## PROBLEM
Your task is to quote the material that follows, in full and exactly.

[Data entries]
---

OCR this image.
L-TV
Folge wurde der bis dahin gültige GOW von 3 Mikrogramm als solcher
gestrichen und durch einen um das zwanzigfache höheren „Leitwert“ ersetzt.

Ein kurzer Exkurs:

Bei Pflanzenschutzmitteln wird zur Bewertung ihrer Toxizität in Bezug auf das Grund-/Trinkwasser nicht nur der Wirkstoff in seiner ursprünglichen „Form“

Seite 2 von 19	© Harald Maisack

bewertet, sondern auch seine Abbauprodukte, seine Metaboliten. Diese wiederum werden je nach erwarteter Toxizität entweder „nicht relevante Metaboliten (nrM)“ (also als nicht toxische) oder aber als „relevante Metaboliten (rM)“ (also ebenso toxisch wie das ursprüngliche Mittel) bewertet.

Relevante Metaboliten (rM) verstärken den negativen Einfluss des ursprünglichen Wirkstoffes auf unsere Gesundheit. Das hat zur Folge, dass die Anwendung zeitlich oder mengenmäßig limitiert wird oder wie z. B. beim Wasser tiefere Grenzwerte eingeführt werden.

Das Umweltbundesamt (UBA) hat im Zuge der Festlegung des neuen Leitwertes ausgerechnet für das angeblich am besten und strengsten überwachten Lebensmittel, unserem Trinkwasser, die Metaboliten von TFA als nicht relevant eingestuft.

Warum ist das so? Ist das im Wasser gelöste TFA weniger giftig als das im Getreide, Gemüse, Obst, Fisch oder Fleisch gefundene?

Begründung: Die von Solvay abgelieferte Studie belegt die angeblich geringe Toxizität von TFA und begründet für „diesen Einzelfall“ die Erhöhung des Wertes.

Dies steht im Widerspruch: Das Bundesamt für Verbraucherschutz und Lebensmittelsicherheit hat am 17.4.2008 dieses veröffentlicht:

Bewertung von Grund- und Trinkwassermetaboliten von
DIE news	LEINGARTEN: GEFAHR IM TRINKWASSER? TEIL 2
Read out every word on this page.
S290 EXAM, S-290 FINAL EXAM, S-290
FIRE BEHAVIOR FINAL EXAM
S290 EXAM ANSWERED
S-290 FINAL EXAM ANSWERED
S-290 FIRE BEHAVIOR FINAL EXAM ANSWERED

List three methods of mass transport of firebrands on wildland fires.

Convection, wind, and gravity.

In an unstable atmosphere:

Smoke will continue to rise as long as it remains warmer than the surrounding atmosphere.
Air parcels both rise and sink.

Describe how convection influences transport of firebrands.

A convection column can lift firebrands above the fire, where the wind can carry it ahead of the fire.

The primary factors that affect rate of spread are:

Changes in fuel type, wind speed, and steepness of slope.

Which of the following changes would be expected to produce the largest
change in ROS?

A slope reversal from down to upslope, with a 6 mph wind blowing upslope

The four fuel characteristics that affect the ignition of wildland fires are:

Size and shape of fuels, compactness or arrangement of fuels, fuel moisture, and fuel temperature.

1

---

## ANSWER FOR THIS EXERCISE
OCR this image.
L-TV
Folge wurde der bis dahin gültige GOW von 3 Mikrogramm als solcher
gestrichen und durch einen um das zwanzigfache höheren „Leitwert“ ersetzt.

Ein kurzer Exkurs:

Bei Pflanzenschutzmitteln wird zur Bewertung ihrer Toxizität in Bezug auf das Grund-/Trinkwasser nicht nur der Wirkstoff in seiner ursprünglichen „Form“

Seite 2 von 19	© Harald Maisack

bewertet, sondern auch seine Abbauprodukte, seine Metaboliten. Diese wiederum werden je nach erwarteter Toxizität entweder „nicht relevante Metaboliten (nrM)“ (also als nicht toxische) oder aber als „relevante Metaboliten (rM)“ (also ebenso toxisch wie das ursprüngliche Mittel) bewertet.

Relevante Metaboliten (rM) verstärken den negativen Einfluss des ursprünglichen Wirkstoffes auf unsere Gesundheit. Das hat zur Folge, dass die Anwendung zeitlich oder mengenmäßig limitiert wird oder wie z. B. beim Wasser tiefere Grenzwerte eingeführt werden.

Das Umweltbundesamt (UBA) hat im Zuge der Festlegung des neuen Leitwertes ausgerechnet für das angeblich am besten und strengsten überwachten Lebensmittel, unserem Trinkwasser, die Metaboliten von TFA als nicht relevant eingestuft.

Warum ist das so? Ist das im Wasser gelöste TFA weniger giftig als das im Getreide, Gemüse, Obst, Fisch oder Fleisch gefundene?

Begründung: Die von Solvay abgelieferte Studie belegt die angeblich geringe Toxizität von TFA und begründet für „diesen Einzelfall“ die Erhöhung des Wertes.

Dies steht im Widerspruch: Das Bundesamt für Verbraucherschutz und Lebensmittelsicherheit hat am 17.4.2008 dieses veröffentlicht:

Bewertung von Grund- und Trinkwassermetaboliten von
DIE news	LEINGARTEN: GEFAHR IM TRINKWASSER? TEIL 2
Read out every word on this page.
S290 EXAM, S-290 FINAL EXAM, S-290
FIRE BEHAVIOR FINAL EXAM
S290 EXAM ANSWERED
S-290 FINAL EXAM ANSWERED
S-290 FIRE BEHAVIOR FINAL EXAM ANSWERED

List three methods of mass transport of firebrands on wildland fires.

Convection, wind, and gravity.

In an unstable atmosphere:

Smoke will continue to rise as long as it remains warmer than the surrounding atmosphere.
Air parcels both rise and sink.

Describe how convection influences transport of firebrands.

A convection column can lift firebrands above the fire, where the wind can carry it ahead of the fire.

The primary factors that affect rate of spread are:

Changes in fuel type, wind speed, and steepness of slope.

Which of the following changes would be expected to produce the largest
change in ROS?

A slope reversal from down to upslope, with a 6 mph wind blowing upslope

The four fuel characteristics that affect the ignition of wildland fires are:

Size and shape of fuels, compactness or arrangement of fuels, fuel moisture, and fuel temperature.

1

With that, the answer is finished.